» **STUDY TEXT**
Research Paper|Volume 13, Issue 10|pp 13421—13429

Systemic NF-κB-mediated inflammation promotes an aging phenotype in skeletal stem/progenitor cells

Anne Marie Josephson¹, Kevin Leclerc¹, Lindsey H. Remark¹, Emma Muiños Lopeź¹, Philipp Leucht^1,²

¹NYU Grossman School of Medicine, NYU Langone Orthopedics, New York, NY 10016, USA
²NYU Grossman School of Medicine, Department of Cell Biology, New York, NY 10016, USA

Received: December 2, 2020Accepted: May 11, 2021Published: May 25, 2021

https://doi.org/10.18632/aging.203083

Copyright: © 2021 Josephson et al. This is an open access article distributed under the terms of the Creative Commons Attribution License (CC BY 3.0), which permits unrestricted use, distribution, and reproduction in any medium, provided the original author and source are credited.

Abstract

Aging tissues undergo a progressive decline in regenerative potential. This decline in regenerative responsiveness has been attributed to changes in tissue-specific stem cells and their niches. In bone, aged skeletal stem/progenitor cell dysfunction is characterized by decreased frequency and impaired osteogenic differentiation potential. This aging phenotype ultimately results in compromised regenerative responsiveness to injury. The age-associated increase of inflammatory mediators, known as inflamm-aging, has been identified as the main culprit driving skeletal stem cell dysfunction.

Here, we utilized a mouse model of parabiosis to decouple aging from inflammation. Using the Nfkb1^-/- mouse as a model of inflamm-aging, we demonstrate that a shared systemic circulation between a wild-type and Nfkb1^-/- mouse results in an aging phenotype of the wild-type skeletal stem and progenitor cells, shown by CFU-fs and osteogenic and adipogenic differentiation assays. Our findings demonstrate that exposure to an inflammatory secretome results in a phenotype similar to the one observed in aging.

(Data records)
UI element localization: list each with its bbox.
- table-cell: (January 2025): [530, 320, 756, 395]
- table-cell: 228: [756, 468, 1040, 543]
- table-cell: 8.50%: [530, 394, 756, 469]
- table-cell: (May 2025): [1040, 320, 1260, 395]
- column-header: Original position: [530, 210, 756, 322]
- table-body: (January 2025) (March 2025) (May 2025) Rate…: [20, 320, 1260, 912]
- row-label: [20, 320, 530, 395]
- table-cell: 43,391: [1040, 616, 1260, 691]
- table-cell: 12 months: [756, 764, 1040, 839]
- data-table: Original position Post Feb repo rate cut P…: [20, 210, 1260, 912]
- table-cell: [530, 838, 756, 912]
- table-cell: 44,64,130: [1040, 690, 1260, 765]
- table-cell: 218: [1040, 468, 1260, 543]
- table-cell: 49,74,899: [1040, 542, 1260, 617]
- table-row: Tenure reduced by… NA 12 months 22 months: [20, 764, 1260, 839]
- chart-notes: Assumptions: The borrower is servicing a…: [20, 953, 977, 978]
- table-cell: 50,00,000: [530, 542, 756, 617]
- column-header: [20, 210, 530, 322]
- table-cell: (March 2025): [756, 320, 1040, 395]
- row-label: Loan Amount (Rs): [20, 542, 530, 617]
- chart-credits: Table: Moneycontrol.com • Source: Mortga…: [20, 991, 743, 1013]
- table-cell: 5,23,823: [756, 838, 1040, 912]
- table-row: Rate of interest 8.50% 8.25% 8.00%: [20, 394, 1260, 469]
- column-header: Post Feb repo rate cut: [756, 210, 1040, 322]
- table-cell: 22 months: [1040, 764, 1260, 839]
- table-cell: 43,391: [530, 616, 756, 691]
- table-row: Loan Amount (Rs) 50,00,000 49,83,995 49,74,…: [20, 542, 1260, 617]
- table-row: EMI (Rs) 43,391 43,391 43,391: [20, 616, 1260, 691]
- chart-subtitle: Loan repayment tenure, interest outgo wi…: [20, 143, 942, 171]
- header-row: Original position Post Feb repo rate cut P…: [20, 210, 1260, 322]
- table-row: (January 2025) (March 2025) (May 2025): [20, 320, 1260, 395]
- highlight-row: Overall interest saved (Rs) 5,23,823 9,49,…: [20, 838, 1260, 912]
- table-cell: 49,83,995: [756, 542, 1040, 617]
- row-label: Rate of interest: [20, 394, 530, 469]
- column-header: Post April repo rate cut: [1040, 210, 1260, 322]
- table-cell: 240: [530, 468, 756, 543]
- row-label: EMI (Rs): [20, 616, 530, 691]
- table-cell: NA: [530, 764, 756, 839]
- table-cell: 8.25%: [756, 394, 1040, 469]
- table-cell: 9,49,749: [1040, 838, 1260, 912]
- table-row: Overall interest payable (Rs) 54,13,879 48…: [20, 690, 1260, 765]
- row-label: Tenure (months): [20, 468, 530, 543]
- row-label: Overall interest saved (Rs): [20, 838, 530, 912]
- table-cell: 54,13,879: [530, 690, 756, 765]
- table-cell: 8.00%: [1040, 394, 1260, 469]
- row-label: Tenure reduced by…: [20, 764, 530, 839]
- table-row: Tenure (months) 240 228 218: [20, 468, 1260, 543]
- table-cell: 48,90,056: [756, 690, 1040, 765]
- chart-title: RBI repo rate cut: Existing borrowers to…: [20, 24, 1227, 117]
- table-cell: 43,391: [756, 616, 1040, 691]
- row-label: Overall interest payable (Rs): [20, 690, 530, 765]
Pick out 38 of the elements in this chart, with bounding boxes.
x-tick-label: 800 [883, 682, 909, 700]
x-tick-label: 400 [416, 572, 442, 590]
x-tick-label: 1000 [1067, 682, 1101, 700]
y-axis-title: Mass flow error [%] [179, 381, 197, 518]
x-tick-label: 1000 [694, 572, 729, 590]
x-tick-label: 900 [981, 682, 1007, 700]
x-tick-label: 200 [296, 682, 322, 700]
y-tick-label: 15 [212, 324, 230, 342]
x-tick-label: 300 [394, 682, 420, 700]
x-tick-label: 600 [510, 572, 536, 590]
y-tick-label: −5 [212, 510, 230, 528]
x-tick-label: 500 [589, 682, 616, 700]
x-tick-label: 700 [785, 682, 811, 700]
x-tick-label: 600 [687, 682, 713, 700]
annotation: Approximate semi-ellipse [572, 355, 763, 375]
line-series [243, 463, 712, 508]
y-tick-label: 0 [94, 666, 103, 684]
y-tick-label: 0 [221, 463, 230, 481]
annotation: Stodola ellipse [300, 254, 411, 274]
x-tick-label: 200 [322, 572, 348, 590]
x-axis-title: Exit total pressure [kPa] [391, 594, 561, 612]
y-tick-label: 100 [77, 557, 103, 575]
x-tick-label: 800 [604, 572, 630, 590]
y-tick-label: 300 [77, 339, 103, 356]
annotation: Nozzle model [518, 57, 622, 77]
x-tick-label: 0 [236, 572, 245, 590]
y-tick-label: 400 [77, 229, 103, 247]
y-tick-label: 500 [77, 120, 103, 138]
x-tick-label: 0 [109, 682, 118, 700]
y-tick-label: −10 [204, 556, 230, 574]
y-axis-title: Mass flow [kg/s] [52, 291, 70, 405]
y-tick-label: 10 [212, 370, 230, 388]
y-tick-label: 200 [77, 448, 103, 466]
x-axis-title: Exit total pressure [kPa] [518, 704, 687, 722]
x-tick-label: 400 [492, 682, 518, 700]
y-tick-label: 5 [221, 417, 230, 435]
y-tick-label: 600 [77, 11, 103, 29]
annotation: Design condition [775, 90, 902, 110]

» **PROBLEM SET**
a) Rewrite the article from "Aging tissues undergo" to "stem cell dysfunction.", changing "decline" to "reduction".
b) How would you sum up the article in two sentences?
Answer from the article alone, not from the entries.

» **LIST OF SOLUTIONS**
a)
Aging tissues undergo a progressive reduction in regenerative potential. This reduction in regenerative responsiveness has been attributed to changes in tissue-specific stem cells and their niches. In bone, aged skeletal stem/progenitor cell dysfunction is characterized by decreased frequency and impaired osteogenic differentiation potential. This aging phenotype ultimately results in compromised regenerative responsiveness to injury. The age-associated increase of inflammatory mediators, known as inflamm-aging, has been identified as the main culprit driving skeletal stem cell dysfunction.

b) Aged skeletal stem/progenitor cells show decreased frequency and impaired osteogenic differentiation, which compromises bone's regenerative responsiveness to injury, and the age-associated rise in inflammatory mediators known as inflamm-aging has been identified as the main driver of this dysfunction. Using parabiosis with the Nfkb1^-/- mouse as a model of inflamm-aging, the authors show that shared circulation gives wild-type skeletal stem and progenitor cells an aging phenotype, indicating that exposure to an inflammatory secretome produces a phenotype similar to aging.